- Exercise instructions -
Retype every entry word for word.

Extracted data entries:

+-------+

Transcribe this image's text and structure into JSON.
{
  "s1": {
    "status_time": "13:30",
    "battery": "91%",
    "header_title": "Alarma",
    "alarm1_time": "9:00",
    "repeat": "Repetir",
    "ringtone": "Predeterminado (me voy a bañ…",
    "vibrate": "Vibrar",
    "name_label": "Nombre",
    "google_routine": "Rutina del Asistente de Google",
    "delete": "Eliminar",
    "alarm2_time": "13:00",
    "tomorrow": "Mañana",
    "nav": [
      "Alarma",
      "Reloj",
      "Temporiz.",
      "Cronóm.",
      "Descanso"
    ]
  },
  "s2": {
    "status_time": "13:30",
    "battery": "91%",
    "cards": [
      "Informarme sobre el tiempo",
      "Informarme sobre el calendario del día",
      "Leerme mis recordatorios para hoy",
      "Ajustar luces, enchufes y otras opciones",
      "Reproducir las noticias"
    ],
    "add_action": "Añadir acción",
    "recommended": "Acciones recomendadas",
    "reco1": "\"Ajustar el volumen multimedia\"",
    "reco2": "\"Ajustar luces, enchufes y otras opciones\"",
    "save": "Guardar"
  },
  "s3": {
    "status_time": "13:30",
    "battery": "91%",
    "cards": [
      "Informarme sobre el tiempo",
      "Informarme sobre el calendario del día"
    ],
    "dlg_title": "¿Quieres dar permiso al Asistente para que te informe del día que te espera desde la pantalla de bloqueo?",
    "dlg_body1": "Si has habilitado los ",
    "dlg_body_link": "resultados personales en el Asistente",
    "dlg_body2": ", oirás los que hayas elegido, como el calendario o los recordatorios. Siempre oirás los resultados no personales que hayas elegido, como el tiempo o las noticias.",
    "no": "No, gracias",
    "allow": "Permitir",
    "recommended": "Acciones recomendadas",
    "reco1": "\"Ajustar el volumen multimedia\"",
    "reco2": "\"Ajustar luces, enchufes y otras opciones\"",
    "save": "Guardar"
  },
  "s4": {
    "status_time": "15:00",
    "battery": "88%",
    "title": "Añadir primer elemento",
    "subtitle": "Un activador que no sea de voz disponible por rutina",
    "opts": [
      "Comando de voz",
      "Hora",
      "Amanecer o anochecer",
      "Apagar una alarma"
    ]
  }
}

+-------+

- Exercise response -
Transcribe this image's text and structure into JSON.
{
  "s1": {
    "status_time": "13:30",
    "battery": "91%",
    "header_title": "Alarma",
    "alarm1_time": "9:00",
    "repeat": "Repetir",
    "ringtone": "Predeterminado (me voy a bañ…",
    "vibrate": "Vibrar",
    "name_label": "Nombre",
    "google_routine": "Rutina del Asistente de Google",
    "delete": "Eliminar",
    "alarm2_time": "13:00",
    "tomorrow": "Mañana",
    "nav": [
      "Alarma",
      "Reloj",
      "Temporiz.",
      "Cronóm.",
      "Descanso"
    ]
  },
  "s2": {
    "status_time": "13:30",
    "battery": "91%",
    "cards": [
      "Informarme sobre el tiempo",
      "Informarme sobre el calendario del día",
      "Leerme mis recordatorios para hoy",
      "Ajustar luces, enchufes y otras opciones",
      "Reproducir las noticias"
    ],
    "add_action": "Añadir acción",
    "recommended": "Acciones recomendadas",
    "reco1": "\"Ajustar el volumen multimedia\"",
    "reco2": "\"Ajustar luces, enchufes y otras opciones\"",
    "save": "Guardar"
  },
  "s3": {
    "status_time": "13:30",
    "battery": "91%",
    "cards": [
      "Informarme sobre el tiempo",
      "Informarme sobre el calendario del día"
    ],
    "dlg_title": "¿Quieres dar permiso al Asistente para que te informe del día que te espera desde la pantalla de bloqueo?",
    "dlg_body1": "Si has habilitado los ",
    "dlg_body_link": "resultados personales en el Asistente",
    "dlg_body2": ", oirás los que hayas elegido, como el calendario o los recordatorios. Siempre oirás los resultados no personales que hayas elegido, como el tiempo o las noticias.",
    "no": "No, gracias",
    "allow": "Permitir",
    "recommended": "Acciones recomendadas",
    "reco1": "\"Ajustar el volumen multimedia\"",
    "reco2": "\"Ajustar luces, enchufes y otras opciones\"",
    "save": "Guardar"
  },
  "s4": {
    "status_time": "15:00",
    "battery": "88%",
    "title": "Añadir primer elemento",
    "subtitle": "Un activador que no sea de voz disponible por rutina",
    "opts": [
      "Comando de voz",
      "Hora",
      "Amanecer o anochecer",
      "Apagar una alarma"
    ]
  }
}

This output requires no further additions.